Only the lines holding "reacciones" are wanted; find them in the listing and return each one.

BEGIN The input

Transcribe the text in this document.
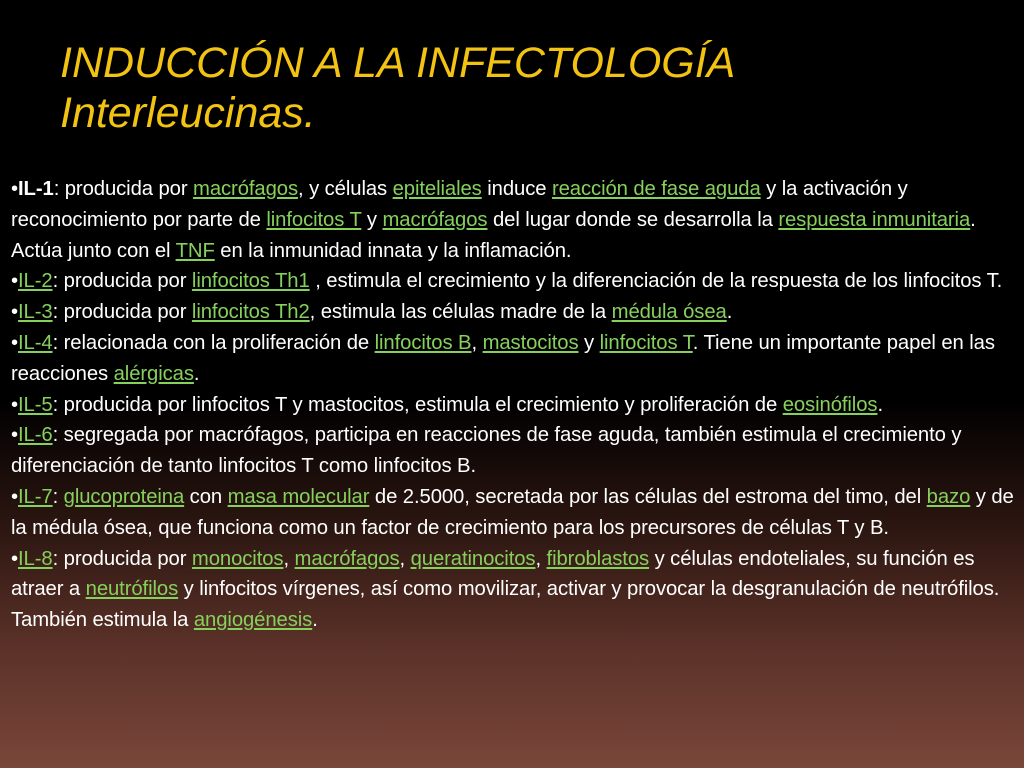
INDUCCIÓN A LA INFECTOLOGÍA
Interleucinas.

•IL-1: producida por macrófagos, y células epiteliales induce reacción de fase aguda y la activación y reconocimiento por parte de linfocitos T y macrófagos del lugar donde se desarrolla la respuesta inmunitaria. Actúa junto con el TNF en la inmunidad innata y la inflamación.

•IL-2: producida por linfocitos Th1 , estimula el crecimiento y la diferenciación de la respuesta de los linfocitos T.

•IL-3: producida por linfocitos Th2, estimula las células madre de la médula ósea.

•IL-4: relacionada con la proliferación de linfocitos B, mastocitos y linfocitos T. Tiene un importante papel en las reacciones alérgicas.

•IL-5: producida por linfocitos T y mastocitos, estimula el crecimiento y proliferación de eosinófilos.

•IL-6: segregada por macrófagos, participa en reacciones de fase aguda, también estimula el crecimiento y diferenciación de tanto linfocitos T como linfocitos B.

•IL-7: glucoproteina con masa molecular de 2.5000, secretada por las células del estroma del timo, del bazo y de la médula ósea, que funciona como un factor de crecimiento para los precursores de células T y B.

•IL-8: producida por monocitos, macrófagos, queratinocitos, fibroblastos y células endoteliales, su función es atraer a neutrófilos y linfocitos vírgenes, así como movilizar, activar y provocar la desgranulación de neutrófilos. También estimula la angiogénesis.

END The input

## [Completed exercise]
•IL-4: relacionada con la proliferación de linfocitos B, mastocitos y linfocitos T. Tiene un importante papel en las reacciones alérgicas.
•IL-6: segregada por macrófagos, participa en reacciones de fase aguda, también estimula el crecimiento y diferenciación de tanto linfocitos T como linfocitos B.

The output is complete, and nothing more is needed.